(Rows from a figure dataset)

★ ★ ★ ★

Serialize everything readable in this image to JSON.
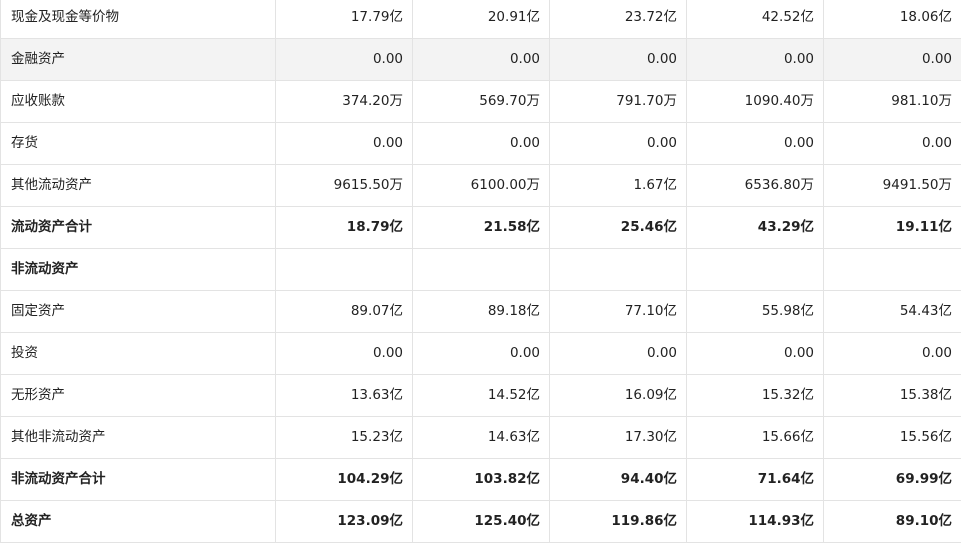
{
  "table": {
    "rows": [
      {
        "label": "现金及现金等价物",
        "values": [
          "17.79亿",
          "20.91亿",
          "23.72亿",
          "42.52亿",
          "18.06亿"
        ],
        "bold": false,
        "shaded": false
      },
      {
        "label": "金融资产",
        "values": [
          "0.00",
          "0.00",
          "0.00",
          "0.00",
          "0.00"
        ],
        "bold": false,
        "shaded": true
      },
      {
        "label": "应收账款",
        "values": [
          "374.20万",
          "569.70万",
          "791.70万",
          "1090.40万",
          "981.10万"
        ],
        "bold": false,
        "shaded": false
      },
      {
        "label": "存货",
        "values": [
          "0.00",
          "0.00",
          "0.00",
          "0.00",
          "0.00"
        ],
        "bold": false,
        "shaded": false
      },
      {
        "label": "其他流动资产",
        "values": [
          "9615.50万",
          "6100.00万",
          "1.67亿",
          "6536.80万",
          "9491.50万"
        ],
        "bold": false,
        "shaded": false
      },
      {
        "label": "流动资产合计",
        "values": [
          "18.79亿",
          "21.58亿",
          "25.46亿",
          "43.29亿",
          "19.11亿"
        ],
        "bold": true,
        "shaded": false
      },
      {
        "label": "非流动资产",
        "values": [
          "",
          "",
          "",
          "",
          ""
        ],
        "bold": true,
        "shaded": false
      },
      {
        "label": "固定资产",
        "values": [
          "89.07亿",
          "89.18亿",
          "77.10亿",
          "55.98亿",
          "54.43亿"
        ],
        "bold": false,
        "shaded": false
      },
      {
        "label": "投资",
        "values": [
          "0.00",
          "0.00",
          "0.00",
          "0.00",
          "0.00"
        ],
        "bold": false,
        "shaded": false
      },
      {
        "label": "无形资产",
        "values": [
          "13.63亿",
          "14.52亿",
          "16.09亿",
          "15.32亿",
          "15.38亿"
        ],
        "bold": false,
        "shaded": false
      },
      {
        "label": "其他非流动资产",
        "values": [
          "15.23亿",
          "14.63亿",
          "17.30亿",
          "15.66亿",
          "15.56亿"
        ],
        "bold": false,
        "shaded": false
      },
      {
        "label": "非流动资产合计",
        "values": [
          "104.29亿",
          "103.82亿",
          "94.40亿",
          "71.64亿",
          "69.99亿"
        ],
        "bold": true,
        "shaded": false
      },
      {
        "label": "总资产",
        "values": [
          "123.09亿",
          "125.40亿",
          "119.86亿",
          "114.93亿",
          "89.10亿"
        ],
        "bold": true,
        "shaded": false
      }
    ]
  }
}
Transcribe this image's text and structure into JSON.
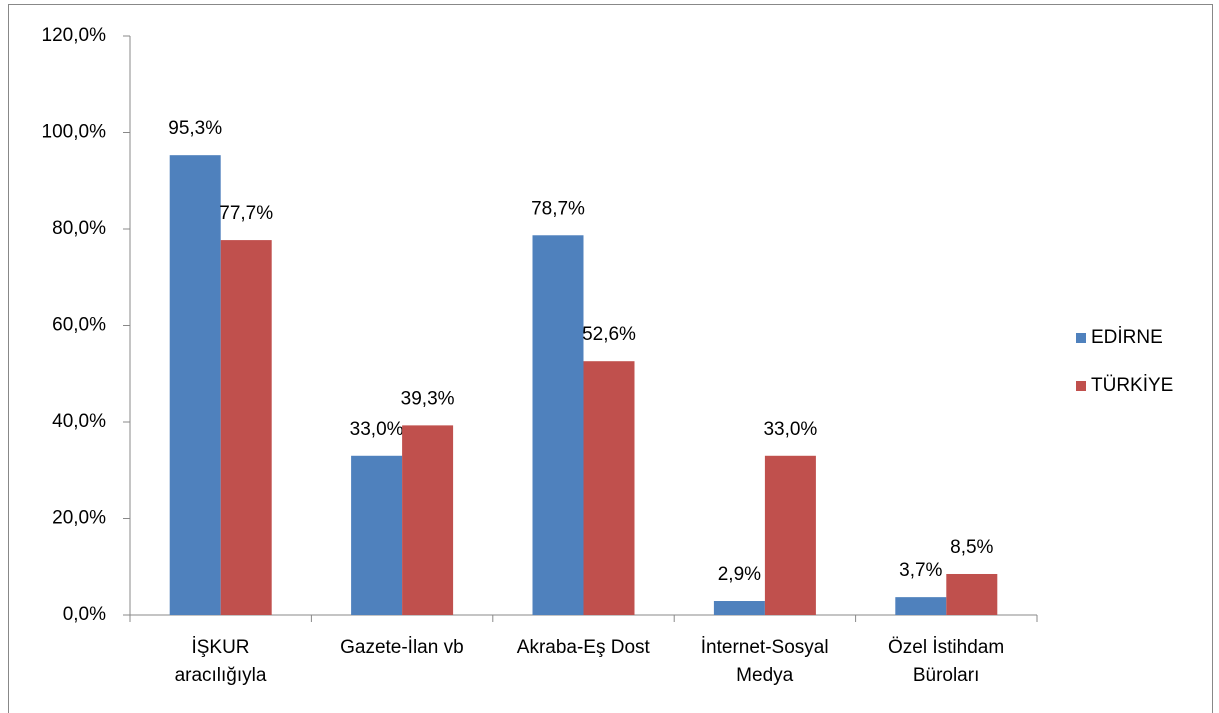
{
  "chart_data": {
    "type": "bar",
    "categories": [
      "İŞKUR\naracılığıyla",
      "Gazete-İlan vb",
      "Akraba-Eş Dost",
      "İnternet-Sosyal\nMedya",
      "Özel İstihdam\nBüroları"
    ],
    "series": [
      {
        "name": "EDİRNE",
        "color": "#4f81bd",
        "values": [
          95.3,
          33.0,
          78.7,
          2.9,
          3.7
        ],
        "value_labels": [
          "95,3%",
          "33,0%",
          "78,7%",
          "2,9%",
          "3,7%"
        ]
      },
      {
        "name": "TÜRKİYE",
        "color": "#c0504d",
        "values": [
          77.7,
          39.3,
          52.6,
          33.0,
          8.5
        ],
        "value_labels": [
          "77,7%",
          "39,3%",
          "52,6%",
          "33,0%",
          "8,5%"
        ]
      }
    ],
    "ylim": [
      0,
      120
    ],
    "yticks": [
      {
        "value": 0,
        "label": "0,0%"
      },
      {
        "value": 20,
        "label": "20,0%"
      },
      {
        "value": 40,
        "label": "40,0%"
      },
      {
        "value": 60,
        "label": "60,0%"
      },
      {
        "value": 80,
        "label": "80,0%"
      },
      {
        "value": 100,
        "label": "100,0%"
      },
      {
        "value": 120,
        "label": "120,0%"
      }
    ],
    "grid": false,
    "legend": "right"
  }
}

★ ★ ★ ★

◆ TASK DESCRIPTION:
Without including any picture, retype the entries exactly.

◆ TASK RESPONSE:
Serialize everything readable in this image to JSON.
{
  "table": {
    "rows": [
      {
        "label": "现金及现金等价物",
        "values": [
          "17.79亿",
          "20.91亿",
          "23.72亿",
          "42.52亿",
          "18.06亿"
        ],
        "bold": false,
        "shaded": false
      },
      {
        "label": "金融资产",
        "values": [
          "0.00",
          "0.00",
          "0.00",
          "0.00",
          "0.00"
        ],
        "bold": false,
        "shaded": true
      },
      {
        "label": "应收账款",
        "values": [
          "374.20万",
          "569.70万",
          "791.70万",
          "1090.40万",
          "981.10万"
        ],
        "bold": false,
        "shaded": false
      },
      {
        "label": "存货",
        "values": [
          "0.00",
          "0.00",
          "0.00",
          "0.00",
          "0.00"
        ],
        "bold": false,
        "shaded": false
      },
      {
        "label": "其他流动资产",
        "values": [
          "9615.50万",
          "6100.00万",
          "1.67亿",
          "6536.80万",
          "9491.50万"
        ],
        "bold": false,
        "shaded": false
      },
      {
        "label": "流动资产合计",
        "values": [
          "18.79亿",
          "21.58亿",
          "25.46亿",
          "43.29亿",
          "19.11亿"
        ],
        "bold": true,
        "shaded": false
      },
      {
        "label": "非流动资产",
        "values": [
          "",
          "",
          "",
          "",
          ""
        ],
        "bold": true,
        "shaded": false
      },
      {
        "label": "固定资产",
        "values": [
          "89.07亿",
          "89.18亿",
          "77.10亿",
          "55.98亿",
          "54.43亿"
        ],
        "bold": false,
        "shaded": false
      },
      {
        "label": "投资",
        "values": [
          "0.00",
          "0.00",
          "0.00",
          "0.00",
          "0.00"
        ],
        "bold": false,
        "shaded": false
      },
      {
        "label": "无形资产",
        "values": [
          "13.63亿",
          "14.52亿",
          "16.09亿",
          "15.32亿",
          "15.38亿"
        ],
        "bold": false,
        "shaded": false
      },
      {
        "label": "其他非流动资产",
        "values": [
          "15.23亿",
          "14.63亿",
          "17.30亿",
          "15.66亿",
          "15.56亿"
        ],
        "bold": false,
        "shaded": false
      },
      {
        "label": "非流动资产合计",
        "values": [
          "104.29亿",
          "103.82亿",
          "94.40亿",
          "71.64亿",
          "69.99亿"
        ],
        "bold": true,
        "shaded": false
      },
      {
        "label": "总资产",
        "values": [
          "123.09亿",
          "125.40亿",
          "119.86亿",
          "114.93亿",
          "89.10亿"
        ],
        "bold": true,
        "shaded": false
      }
    ]
  }
}
Transcribe this image's text and structure into JSON.
{
  "chart_data": {
    "type": "bar",
    "categories": [
      "İŞKUR\naracılığıyla",
      "Gazete-İlan vb",
      "Akraba-Eş Dost",
      "İnternet-Sosyal\nMedya",
      "Özel İstihdam\nBüroları"
    ],
    "series": [
      {
        "name": "EDİRNE",
        "color": "#4f81bd",
        "values": [
          95.3,
          33.0,
          78.7,
          2.9,
          3.7
        ],
        "value_labels": [
          "95,3%",
          "33,0%",
          "78,7%",
          "2,9%",
          "3,7%"
        ]
      },
      {
        "name": "TÜRKİYE",
        "color": "#c0504d",
        "values": [
          77.7,
          39.3,
          52.6,
          33.0,
          8.5
        ],
        "value_labels": [
          "77,7%",
          "39,3%",
          "52,6%",
          "33,0%",
          "8,5%"
        ]
      }
    ],
    "ylim": [
      0,
      120
    ],
    "yticks": [
      {
        "value": 0,
        "label": "0,0%"
      },
      {
        "value": 20,
        "label": "20,0%"
      },
      {
        "value": 40,
        "label": "40,0%"
      },
      {
        "value": 60,
        "label": "60,0%"
      },
      {
        "value": 80,
        "label": "80,0%"
      },
      {
        "value": 100,
        "label": "100,0%"
      },
      {
        "value": 120,
        "label": "120,0%"
      }
    ],
    "grid": false,
    "legend": "right"
  }
}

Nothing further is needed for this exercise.